» Aim of the exercise: The records below are split into lines. How many of those lines contain the string "Yumbo"? Reply with the number only.
** Begin **
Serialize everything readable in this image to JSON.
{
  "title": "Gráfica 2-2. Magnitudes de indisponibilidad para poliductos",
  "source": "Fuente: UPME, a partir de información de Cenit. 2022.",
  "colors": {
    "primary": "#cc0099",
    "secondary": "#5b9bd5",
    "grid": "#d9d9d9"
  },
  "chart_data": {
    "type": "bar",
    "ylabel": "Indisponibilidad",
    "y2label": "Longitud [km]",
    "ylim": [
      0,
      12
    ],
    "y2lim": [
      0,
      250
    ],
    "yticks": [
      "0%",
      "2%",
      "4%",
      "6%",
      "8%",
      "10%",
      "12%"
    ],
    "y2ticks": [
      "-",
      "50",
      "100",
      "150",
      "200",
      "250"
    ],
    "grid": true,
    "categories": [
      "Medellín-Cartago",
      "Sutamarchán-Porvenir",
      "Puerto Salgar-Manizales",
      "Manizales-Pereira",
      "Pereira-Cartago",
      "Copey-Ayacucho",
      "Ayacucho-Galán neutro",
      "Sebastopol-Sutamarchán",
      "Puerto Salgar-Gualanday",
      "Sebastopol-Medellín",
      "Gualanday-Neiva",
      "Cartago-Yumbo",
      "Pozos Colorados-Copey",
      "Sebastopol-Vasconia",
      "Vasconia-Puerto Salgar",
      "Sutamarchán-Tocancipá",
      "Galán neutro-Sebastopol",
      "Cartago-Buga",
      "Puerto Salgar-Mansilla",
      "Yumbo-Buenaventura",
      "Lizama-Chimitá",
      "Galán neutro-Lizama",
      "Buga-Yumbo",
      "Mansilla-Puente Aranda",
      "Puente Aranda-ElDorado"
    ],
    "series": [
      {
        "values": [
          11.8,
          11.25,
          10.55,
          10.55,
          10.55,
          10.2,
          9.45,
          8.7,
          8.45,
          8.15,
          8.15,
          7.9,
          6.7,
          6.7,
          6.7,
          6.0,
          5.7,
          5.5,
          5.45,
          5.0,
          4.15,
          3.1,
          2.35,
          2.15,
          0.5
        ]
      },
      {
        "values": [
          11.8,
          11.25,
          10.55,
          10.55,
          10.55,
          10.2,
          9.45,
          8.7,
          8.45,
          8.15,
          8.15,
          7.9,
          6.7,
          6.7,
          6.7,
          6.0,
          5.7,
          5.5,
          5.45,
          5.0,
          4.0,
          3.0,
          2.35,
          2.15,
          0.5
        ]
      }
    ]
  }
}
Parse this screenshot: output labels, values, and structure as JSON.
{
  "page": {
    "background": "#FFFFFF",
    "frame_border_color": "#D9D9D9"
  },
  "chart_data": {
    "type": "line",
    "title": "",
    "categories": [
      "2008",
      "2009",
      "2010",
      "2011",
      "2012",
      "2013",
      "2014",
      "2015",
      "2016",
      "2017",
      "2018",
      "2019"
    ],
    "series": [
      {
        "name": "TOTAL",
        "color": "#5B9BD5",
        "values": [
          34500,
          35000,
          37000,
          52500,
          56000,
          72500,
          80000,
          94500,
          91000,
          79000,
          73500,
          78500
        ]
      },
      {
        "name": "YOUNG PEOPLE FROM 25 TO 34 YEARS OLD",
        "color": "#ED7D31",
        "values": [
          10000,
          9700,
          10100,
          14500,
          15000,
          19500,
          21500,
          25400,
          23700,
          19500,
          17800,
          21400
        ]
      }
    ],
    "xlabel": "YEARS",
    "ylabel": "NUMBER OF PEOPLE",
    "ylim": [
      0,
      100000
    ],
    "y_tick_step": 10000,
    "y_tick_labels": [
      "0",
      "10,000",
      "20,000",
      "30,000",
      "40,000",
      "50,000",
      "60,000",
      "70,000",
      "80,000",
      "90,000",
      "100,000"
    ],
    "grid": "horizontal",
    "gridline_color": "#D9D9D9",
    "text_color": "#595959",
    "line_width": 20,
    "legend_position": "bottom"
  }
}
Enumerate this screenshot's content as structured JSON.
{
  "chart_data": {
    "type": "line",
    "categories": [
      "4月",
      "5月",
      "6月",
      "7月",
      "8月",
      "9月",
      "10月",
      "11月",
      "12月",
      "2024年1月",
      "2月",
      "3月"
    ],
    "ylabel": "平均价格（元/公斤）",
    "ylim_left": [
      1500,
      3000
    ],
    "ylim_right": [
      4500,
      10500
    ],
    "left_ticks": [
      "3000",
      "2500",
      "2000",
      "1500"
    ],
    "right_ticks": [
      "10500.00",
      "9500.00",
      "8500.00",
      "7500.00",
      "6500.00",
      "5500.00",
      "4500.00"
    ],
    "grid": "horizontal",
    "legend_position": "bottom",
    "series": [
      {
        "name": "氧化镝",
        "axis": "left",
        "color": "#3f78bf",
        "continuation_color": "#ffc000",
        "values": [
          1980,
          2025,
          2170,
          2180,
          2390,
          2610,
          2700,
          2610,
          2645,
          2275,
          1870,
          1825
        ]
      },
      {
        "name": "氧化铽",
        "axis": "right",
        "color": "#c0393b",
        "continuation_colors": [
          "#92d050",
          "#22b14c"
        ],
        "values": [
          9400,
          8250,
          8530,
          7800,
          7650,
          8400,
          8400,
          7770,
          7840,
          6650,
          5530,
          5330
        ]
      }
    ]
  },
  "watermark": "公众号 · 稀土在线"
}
** End **
» Result: 3